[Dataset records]
=-=-=
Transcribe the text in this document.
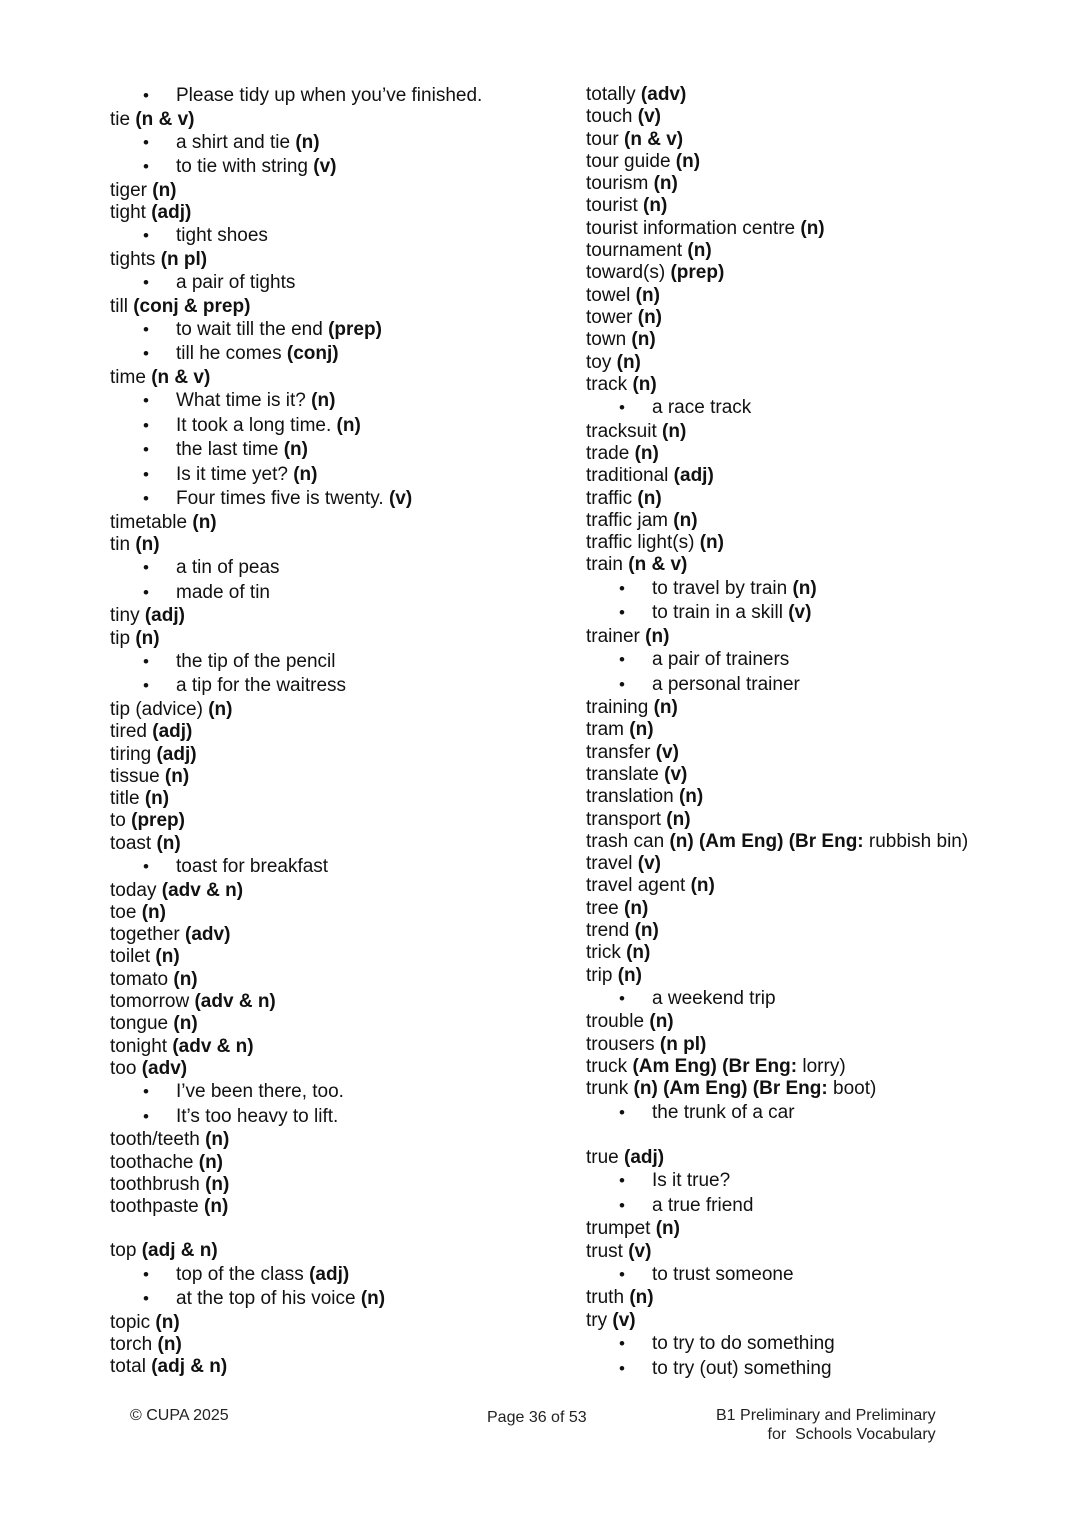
• Please tidy up when you’ve finished.
tie (n & v)
• a shirt and tie (n)
• to tie with string (v)
tiger (n)
tight (adj)
• tight shoes
tights (n pl)
• a pair of tights
till (conj & prep)
• to wait till the end (prep)
• till he comes (conj)
time (n & v)
• What time is it? (n)
• It took a long time. (n)
• the last time (n)
• Is it time yet? (n)
• Four times five is twenty. (v)
timetable (n)
tin (n)
• a tin of peas
• made of tin
tiny (adj)
tip (n)
• the tip of the pencil
• a tip for the waitress
tip (advice) (n)
tired (adj)
tiring (adj)
tissue (n)
title (n)
to (prep)
toast (n)
• toast for breakfast
today (adv & n)
toe (n)
together (adv)
toilet (n)
tomato (n)
tomorrow (adv & n)
tongue (n)
tonight (adv & n)
too (adv)
• I’ve been there, too.
• It’s too heavy to lift.
tooth/teeth (n)
toothache (n)
toothbrush (n)
toothpaste (n)
top (adj & n)
• top of the class (adj)
• at the top of his voice (n)
topic (n)
torch (n)
total (adj & n)
totally (adv)
touch (v)
tour (n & v)
tour guide (n)
tourism (n)
tourist (n)
tourist information centre (n)
tournament (n)
toward(s) (prep)
towel (n)
tower (n)
town (n)
toy (n)
track (n)
• a race track
tracksuit (n)
trade (n)
traditional (adj)
traffic (n)
traffic jam (n)
traffic light(s) (n)
train (n & v)
• to travel by train (n)
• to train in a skill (v)
trainer (n)
• a pair of trainers
• a personal trainer
training (n)
tram (n)
transfer (v)
translate (v)
translation (n)
transport (n)
trash can (n) (Am Eng) (Br Eng: rubbish bin)
travel (v)
travel agent (n)
tree (n)
trend (n)
trick (n)
trip (n)
• a weekend trip
trouble (n)
trousers (n pl)
truck (Am Eng) (Br Eng: lorry)
trunk (n) (Am Eng) (Br Eng: boot)
• the trunk of a car
true (adj)
• Is it true?
• a true friend
trumpet (n)
trust (v)
• to trust someone
truth (n)
try (v)
• to try to do something
• to try (out) something
© CUPA 2025	Page 36 of 53	B1 Preliminary and Preliminary
for  Schools Vocabulary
=-=-=
[TASK] Locate and copy each line in the data above that includes the word "trunk".

[SOLVED PROBLEM]
trunk (n) (Am Eng) (Br Eng: boot)
• the trunk of a car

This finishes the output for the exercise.